> Tujuan tugas 1:
Kembalikan persis bagian dari berita tambang pasir Sungai Progo, mulai dari "Rencana pelaporan ke" dan berakhir di "dalam audiensi tersebut.".
> Tujuan tugas 2:
Lanjutkan berita tentang penambangan pasir di Sungai Progo dari kalimat terakhir yang ada.

Kulon Progo
Warga Banaran Hendak Perkarakan Penambang Bermesin Sedot Pasir
Warga Desa Banaran, Kecamatan Galur berencana melaporkan penambang pasir di Sungai Progo yang menggunakan mesin pompa sedot.
Penulis: Singgih Wahyu Nugraha | Editor: Gaya Lufityanti
TRIBUNJOGJA.COM, KULON PROGO - Warga Desa Banaran, Kecamatan Galur berencana melaporkan penambang pasir di Sungai Progo yang menggunakan mesin pompa sedot.
Hal itu didasari dugaan adanya penggunaan mesin yang menyalahi regulasi.
Rencana pelaporan ke Dinas Perizinan dan Penanaman Modal (DPPM) DIY serta Kepolisian Daerah DIY itu mengemuka setelah digelar audiensi bersama sejumlah pihak pada Selasa (10/9/2019) pagi di Gedung Kca, Kompleks Pemkab Kulon Progo.
Di antaranya dari DPPM DIY, Dinas Pekerjaan Umum Perumahan dan Energi Sumber Daya Mineral (PUP-ESDM) DIY, Balai Besar Wilayah Sungai Serayu Opak (BBWSSO), dan lainnya.
• Setelah Dirampok, Rumah Makan Gratis Tetap Layani Pelanggan tanpa Memungut Bayaran
Koordinator warga penolak penambangan pasir dari Banaran, Agung Budi Prastawa mengatakan pelaporan rencananya akan dilakukan pekan depan setelah mendengar kesimpulan dalam audiensi tersebut.
Hasil pertemuan itu menurutnya menyimpulkan bahwa penambangan pasir dengan mesin sedot di selatan Jembatan Srandakan termasuk ilegal.
BBWSSO saat iitu menurutnya juga merekomendasikan evaluasi atas seluruh aktivitas penambangan pasir dengan mesin penyedot di kawasan Sungai Progo.
Baik untuk kelompok penambang yang sudah mengantongi izin penambangan rakyat (IPR) maupun yang belum berizin.
"Penambang yang punya izin, melanggar administrasi atas spek mesin. Apalagi, yang tak berizin," kata Agung saat dihubungi wartawan.
Pihaknya juga telah bertemu dengan Kelompok Penambang Progo (KPP) yang menaungi para penambang pasir tradisional di sepanjang Sungai Progo pada Sabtu (7/9/2019) lalu.
Kedua pihak menyepakati beberapa hal di antaranya kejelasan batas wilayah yang diperbolehkan untuk ditambang serta area terlarang.
Juga, armada truk pengangkut pasir tidak boleh melebihi batas muatan dan hanya berjalan ketika pasir sudah mengering.
KPP dalam pertemuan itu meminta aktivitas penambangan dari anggotanya (Kelompok Lestari 1,2, dan 3 yang memiliki IPR di wilayah Banaran) tetap bisa berlangsung sesuai kesepakatan.

> Data tercatat:
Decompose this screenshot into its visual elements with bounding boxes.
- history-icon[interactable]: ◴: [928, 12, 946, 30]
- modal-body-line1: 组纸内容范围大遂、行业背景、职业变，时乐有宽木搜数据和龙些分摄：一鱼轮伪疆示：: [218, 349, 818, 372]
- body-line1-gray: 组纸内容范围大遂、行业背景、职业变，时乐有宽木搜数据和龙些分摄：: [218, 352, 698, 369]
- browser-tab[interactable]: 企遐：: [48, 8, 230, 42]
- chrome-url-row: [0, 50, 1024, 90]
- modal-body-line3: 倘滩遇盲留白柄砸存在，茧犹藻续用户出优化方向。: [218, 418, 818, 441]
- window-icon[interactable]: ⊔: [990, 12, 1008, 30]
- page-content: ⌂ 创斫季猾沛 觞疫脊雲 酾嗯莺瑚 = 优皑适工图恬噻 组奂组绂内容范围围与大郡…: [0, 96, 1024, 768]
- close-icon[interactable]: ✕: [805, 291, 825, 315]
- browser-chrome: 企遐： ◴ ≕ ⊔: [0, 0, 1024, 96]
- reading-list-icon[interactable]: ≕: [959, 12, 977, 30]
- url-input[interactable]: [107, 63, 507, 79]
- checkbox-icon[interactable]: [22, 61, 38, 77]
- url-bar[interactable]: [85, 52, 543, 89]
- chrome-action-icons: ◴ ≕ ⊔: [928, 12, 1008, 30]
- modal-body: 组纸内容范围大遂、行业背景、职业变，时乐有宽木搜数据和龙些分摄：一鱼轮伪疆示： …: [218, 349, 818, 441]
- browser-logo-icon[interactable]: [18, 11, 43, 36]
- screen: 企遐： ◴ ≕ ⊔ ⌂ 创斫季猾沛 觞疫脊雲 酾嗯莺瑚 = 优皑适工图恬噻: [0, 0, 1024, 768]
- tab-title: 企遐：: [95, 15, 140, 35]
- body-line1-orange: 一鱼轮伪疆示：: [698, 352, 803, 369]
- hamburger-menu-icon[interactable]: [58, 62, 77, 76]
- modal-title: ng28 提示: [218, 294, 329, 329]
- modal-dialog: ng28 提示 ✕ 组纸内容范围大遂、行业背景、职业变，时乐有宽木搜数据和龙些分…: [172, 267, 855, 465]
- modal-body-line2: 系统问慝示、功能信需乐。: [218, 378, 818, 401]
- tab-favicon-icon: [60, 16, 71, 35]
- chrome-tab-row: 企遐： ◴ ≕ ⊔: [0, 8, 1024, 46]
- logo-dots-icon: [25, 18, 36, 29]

> Jawaban yang diharapkan 1:
Rencana pelaporan ke Dinas Perizinan dan Penanaman Modal (DPPM) DIY serta Kepolisian Daerah DIY itu mengemuka setelah digelar audiensi bersama sejumlah pihak pada Selasa (10/9/2019) pagi di Gedung Kca, Kompleks Pemkab Kulon Progo.
Di antaranya dari DPPM DIY, Dinas Pekerjaan Umum Perumahan dan Energi Sumber Daya Mineral (PUP-ESDM) DIY, Balai Besar Wilayah Sungai Serayu Opak (BBWSSO), dan lainnya.
• Setelah Dirampok, Rumah Makan Gratis Tetap Layani Pelanggan tanpa Memungut Bayaran
Koordinator warga penolak penambangan pasir dari Banaran, Agung Budi Prastawa mengatakan pelaporan rencananya akan dilakukan pekan depan setelah mendengar kesimpulan dalam audiensi tersebut.

> Jawaban yang diharapkan 2:
Atas permintaan itu, lanjut Agung, pihaknya menunggu hasil audiensi dengan DPU ESDM dan BBWSSO yang difasilitasi Wakil Bupati Kulon Progo.
"Kami tetap menolak pengoperasian mesin sedot pasir," tegas Agung.
Dikonfirmasi terpisah, Ketua KPP, Yunianto mengatakan pihaknya menyanggupi permintaan warga untuk perbaikan jalan secara berkala.
Ia menyebut warga cukup menghormati dan memahami aktivitas anggota KPP yang telah mengantongi legalitas usaha.
Warga hanya menolak penambang ilegal tak berizin serta yang berada di zona merah atau area terlarang untuk ditambang.
Adapun dalam regulasi organisasi, KPP disebutnya sudah jelas melarang anggotanya untuk menambang di zona merah.
Area yang termausk zona merah antara lain radius kurang dari 1 kilometer dari bibir pantai, kurang dari 1 kilometer dari bawah jembatan, serta kurang dari 500 meter dari objek vital.
"Kelompok Lestari 1,2, dan 3, tak ada masalah. Kemarin itu ada yang menambang di zona merah dan itu jelas bukan anggota kami melainkan oknum yang memanfaatkan izin penggunaan pompa mekanik. Memang ada anggota kami yang belum punya izin tapi mereka tidak menambang di zna merah dan tidak beroperasi di Galur," kata Yunianto.
Menurutnya, pengajuan IPR harus menyesuaikan kuota yang disediakan DPU ESDM DIY melalui APBD yang jumlahnya juga terbatas.
Di tahun lalu hanya ada 18 kelompok penambangan rakyat yang mendapatkan IPR dengan 10 di antaranya beroperasi di Kulon Progo.
Sedangkan 2019 ini hanya 16 kelompok penambang yang terampu dan saat ini amsih menggarap dokumen Upaya Kelola dan Pantau Lingkungan (UKL-UPL).(*)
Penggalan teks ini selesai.